** start SUPPLIED INFORMATION **

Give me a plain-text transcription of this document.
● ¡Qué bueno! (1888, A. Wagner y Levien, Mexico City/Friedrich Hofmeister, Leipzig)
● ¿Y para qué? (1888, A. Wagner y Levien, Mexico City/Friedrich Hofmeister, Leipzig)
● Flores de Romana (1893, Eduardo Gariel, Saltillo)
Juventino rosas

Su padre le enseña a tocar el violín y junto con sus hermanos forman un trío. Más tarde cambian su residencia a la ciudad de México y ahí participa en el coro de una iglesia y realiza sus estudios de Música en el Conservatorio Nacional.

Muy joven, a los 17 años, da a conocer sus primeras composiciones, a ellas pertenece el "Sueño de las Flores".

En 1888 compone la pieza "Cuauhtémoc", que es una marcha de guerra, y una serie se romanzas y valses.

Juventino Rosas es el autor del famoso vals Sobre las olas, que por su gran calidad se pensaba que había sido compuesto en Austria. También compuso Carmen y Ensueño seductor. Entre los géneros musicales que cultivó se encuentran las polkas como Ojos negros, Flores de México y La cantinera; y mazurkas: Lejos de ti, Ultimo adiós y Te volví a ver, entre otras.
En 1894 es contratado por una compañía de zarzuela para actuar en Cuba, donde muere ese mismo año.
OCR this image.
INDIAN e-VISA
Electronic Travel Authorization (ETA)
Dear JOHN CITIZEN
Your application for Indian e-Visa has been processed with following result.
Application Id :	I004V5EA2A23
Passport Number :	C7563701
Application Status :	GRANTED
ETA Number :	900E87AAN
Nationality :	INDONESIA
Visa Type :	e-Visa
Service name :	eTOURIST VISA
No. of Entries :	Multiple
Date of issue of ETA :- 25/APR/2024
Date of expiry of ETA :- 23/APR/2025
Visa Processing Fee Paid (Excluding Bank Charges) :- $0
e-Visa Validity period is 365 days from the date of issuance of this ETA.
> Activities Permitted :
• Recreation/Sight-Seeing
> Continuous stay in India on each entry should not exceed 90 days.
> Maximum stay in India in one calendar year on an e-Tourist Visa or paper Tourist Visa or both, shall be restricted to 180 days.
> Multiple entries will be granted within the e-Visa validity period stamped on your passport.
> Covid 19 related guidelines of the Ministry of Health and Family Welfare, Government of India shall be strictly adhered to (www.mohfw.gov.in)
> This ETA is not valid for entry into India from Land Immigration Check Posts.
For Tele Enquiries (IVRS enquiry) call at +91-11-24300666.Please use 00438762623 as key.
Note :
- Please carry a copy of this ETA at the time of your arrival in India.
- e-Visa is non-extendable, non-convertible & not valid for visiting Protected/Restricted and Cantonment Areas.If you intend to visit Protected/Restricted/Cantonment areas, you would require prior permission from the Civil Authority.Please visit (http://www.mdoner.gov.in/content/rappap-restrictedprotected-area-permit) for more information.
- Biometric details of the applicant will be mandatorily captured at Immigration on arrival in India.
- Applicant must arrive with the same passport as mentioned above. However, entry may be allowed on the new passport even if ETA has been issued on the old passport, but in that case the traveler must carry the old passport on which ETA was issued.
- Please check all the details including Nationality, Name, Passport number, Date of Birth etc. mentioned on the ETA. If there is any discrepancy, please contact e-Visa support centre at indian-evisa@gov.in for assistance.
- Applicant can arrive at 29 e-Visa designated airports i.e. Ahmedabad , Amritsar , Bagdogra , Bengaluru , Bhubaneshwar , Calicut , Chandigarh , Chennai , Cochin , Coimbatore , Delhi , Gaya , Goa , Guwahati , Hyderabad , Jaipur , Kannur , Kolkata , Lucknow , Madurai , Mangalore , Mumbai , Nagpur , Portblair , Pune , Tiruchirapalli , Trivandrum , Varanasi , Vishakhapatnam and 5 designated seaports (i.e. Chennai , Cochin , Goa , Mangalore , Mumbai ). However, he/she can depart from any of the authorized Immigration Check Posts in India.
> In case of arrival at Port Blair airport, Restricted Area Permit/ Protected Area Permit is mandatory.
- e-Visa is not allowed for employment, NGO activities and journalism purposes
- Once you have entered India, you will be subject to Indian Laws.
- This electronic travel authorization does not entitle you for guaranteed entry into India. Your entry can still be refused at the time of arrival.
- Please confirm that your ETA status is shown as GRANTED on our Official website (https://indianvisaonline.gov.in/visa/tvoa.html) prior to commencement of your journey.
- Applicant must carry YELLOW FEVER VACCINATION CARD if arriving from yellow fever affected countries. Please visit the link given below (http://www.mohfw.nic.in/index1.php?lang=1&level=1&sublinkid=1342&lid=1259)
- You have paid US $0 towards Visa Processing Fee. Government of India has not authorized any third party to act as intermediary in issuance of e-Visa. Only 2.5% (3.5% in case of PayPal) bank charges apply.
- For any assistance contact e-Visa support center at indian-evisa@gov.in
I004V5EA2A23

** end SUPPLIED INFORMATION **

AIM OF THE EXERCISE: Across the entries, how many lines hold the word "Leipzig"? Say only the number.

FINAL RESULT: 2